[What is being asked] Every line that holds "EXOS" should be shown.

[Records provided]
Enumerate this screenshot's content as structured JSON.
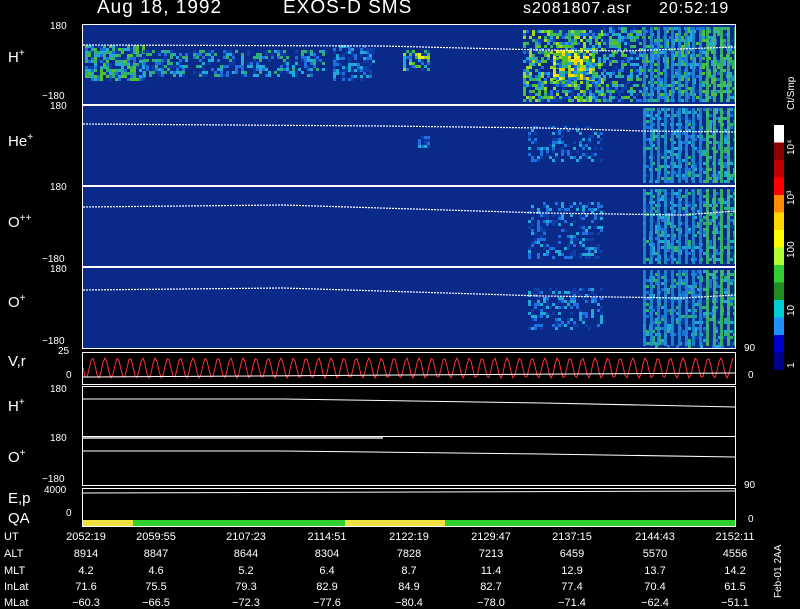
{
  "header": {
    "date": "Aug 18, 1992",
    "instrument": "EXOS-D SMS",
    "file": "s2081807.asr",
    "time": "20:52:19"
  },
  "panels": [
    {
      "id": "h",
      "label": "H",
      "charge": "+",
      "ytop": "180",
      "ybot": "−180"
    },
    {
      "id": "he",
      "label": "He",
      "charge": "+",
      "ytop": "180",
      "ybot": "−180"
    },
    {
      "id": "opp",
      "label": "O",
      "charge": "++",
      "ytop": "180",
      "ybot": "−180"
    },
    {
      "id": "op",
      "label": "O",
      "charge": "+",
      "ytop": "180",
      "ybot": "−180"
    },
    {
      "id": "vr",
      "label": "V,r",
      "charge": "",
      "ytop": "25",
      "ybot": "0",
      "right_top": "90",
      "right_bot": "0"
    },
    {
      "id": "h2",
      "label": "H",
      "charge": "+",
      "ytop": "180",
      "ybot": ""
    },
    {
      "id": "o2",
      "label": "O",
      "charge": "+",
      "ytop": "180",
      "ybot": "−180"
    },
    {
      "id": "ep",
      "label": "E,p",
      "charge": "",
      "ytop": "4000",
      "ybot": "0",
      "right_top": "90",
      "right_bot": "0"
    },
    {
      "id": "qa",
      "label": "QA",
      "charge": ""
    }
  ],
  "colorbar": {
    "unit": "Ct/Smp",
    "ticks": [
      "10⁴",
      "10³",
      "100",
      "10",
      "1"
    ],
    "colors": [
      "#ffffff",
      "#8b0000",
      "#c00000",
      "#ff0000",
      "#ff8c00",
      "#ffd700",
      "#ffff00",
      "#adff2f",
      "#32cd32",
      "#228b22",
      "#00ced1",
      "#1e90ff",
      "#0000cd",
      "#00008b"
    ]
  },
  "table": {
    "rows": [
      {
        "label": "UT",
        "values": [
          "2052:19",
          "2059:55",
          "2107:23",
          "2114:51",
          "2122:19",
          "2129:47",
          "2137:15",
          "2144:43",
          "2152:11"
        ]
      },
      {
        "label": "ALT",
        "values": [
          "8914",
          "8847",
          "8644",
          "8304",
          "7828",
          "7213",
          "6459",
          "5570",
          "4556"
        ]
      },
      {
        "label": "MLT",
        "values": [
          "4.2",
          "4.6",
          "5.2",
          "6.4",
          "8.7",
          "11.4",
          "12.9",
          "13.7",
          "14.2"
        ]
      },
      {
        "label": "InLat",
        "values": [
          "71.6",
          "75.5",
          "79.3",
          "82.9",
          "84.9",
          "82.7",
          "77.4",
          "70.4",
          "61.5"
        ]
      },
      {
        "label": "MLat",
        "values": [
          "−60.3",
          "−66.5",
          "−72.3",
          "−77.6",
          "−80.4",
          "−78.0",
          "−71.4",
          "−62.4",
          "−51.1"
        ]
      }
    ]
  },
  "footer_note": "Feb-01 2AA",
  "chart_data": {
    "type": "heatmap",
    "title": "Aug 18, 1992   EXOS-D SMS",
    "x": [
      "2052:19",
      "2059:55",
      "2107:23",
      "2114:51",
      "2122:19",
      "2129:47",
      "2137:15",
      "2144:43",
      "2152:11"
    ],
    "series": [
      {
        "name": "H+",
        "ylim": [
          -180,
          180
        ]
      },
      {
        "name": "He+",
        "ylim": [
          -180,
          180
        ]
      },
      {
        "name": "O++",
        "ylim": [
          -180,
          180
        ]
      },
      {
        "name": "O+",
        "ylim": [
          -180,
          180
        ]
      },
      {
        "name": "V,r",
        "ylim": [
          0,
          25
        ]
      },
      {
        "name": "H+",
        "ylim": [
          -180,
          180
        ]
      },
      {
        "name": "O+",
        "ylim": [
          -180,
          180
        ]
      },
      {
        "name": "E,p",
        "ylim": [
          0,
          4000
        ]
      }
    ],
    "qa_flags": [
      {
        "from": "2052:19",
        "to": "2059:55",
        "status": "yellow"
      },
      {
        "from": "2059:55",
        "to": "2114:51",
        "status": "green"
      },
      {
        "from": "2114:51",
        "to": "2124:00",
        "status": "yellow"
      },
      {
        "from": "2124:00",
        "to": "2152:11",
        "status": "green"
      }
    ],
    "colorscale_label": "Ct/Smp"
  }
}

[Task output]
    "instrument": "EXOS-D SMS",
    "title": "Aug 18, 1992   EXOS-D SMS",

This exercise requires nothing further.